Please transcribe the listing below in full and word for word, without its pictures.

** RAW RECORDS **
- - - -

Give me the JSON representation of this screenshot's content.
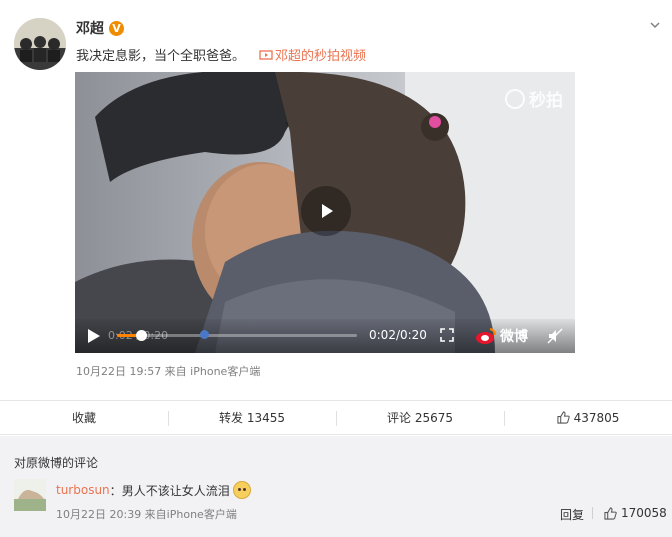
{
  "post": {
    "author": "邓超",
    "verified_badge": "V",
    "text": "我决定息影，当个全职爸爸。",
    "video_link": "邓超的秒拍视频",
    "meta": "10月22日 19:57 来自 iPhone客户端"
  },
  "video": {
    "watermark": "秒拍",
    "time_under": "0:02 / 0:20",
    "time": "0:02/0:20",
    "brand": "微博",
    "progress": 0.1,
    "accent_color": "#ff8200"
  },
  "actions": {
    "favorite": "收藏",
    "repost": "转发 13455",
    "comment": "评论 25675",
    "like": "437805"
  },
  "comments": {
    "header": "对原微博的评论",
    "items": [
      {
        "user": "turbosun",
        "separator": "：",
        "text": "男人不该让女人流泪",
        "meta": "10月22日 20:39 来自iPhone客户端",
        "reply": "回复",
        "likes": "170058"
      }
    ]
  },
  "colors": {
    "link": "#eb7350",
    "badge": "#f08c00",
    "comment_bg": "#f2f2f5"
  }
}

- - - -

** ANSWER **
Give me the JSON representation of this screenshot's content.
{
  "post": {
    "author": "邓超",
    "verified_badge": "V",
    "text": "我决定息影，当个全职爸爸。",
    "video_link": "邓超的秒拍视频",
    "meta": "10月22日 19:57 来自 iPhone客户端"
  },
  "video": {
    "watermark": "秒拍",
    "time_under": "0:02 / 0:20",
    "time": "0:02/0:20",
    "brand": "微博",
    "progress": 0.1,
    "accent_color": "#ff8200"
  },
  "actions": {
    "favorite": "收藏",
    "repost": "转发 13455",
    "comment": "评论 25675",
    "like": "437805"
  },
  "comments": {
    "header": "对原微博的评论",
    "items": [
      {
        "user": "turbosun",
        "separator": "：",
        "text": "男人不该让女人流泪",
        "meta": "10月22日 20:39 来自iPhone客户端",
        "reply": "回复",
        "likes": "170058"
      }
    ]
  },
  "colors": {
    "link": "#eb7350",
    "badge": "#f08c00",
    "comment_bg": "#f2f2f5"
  }
}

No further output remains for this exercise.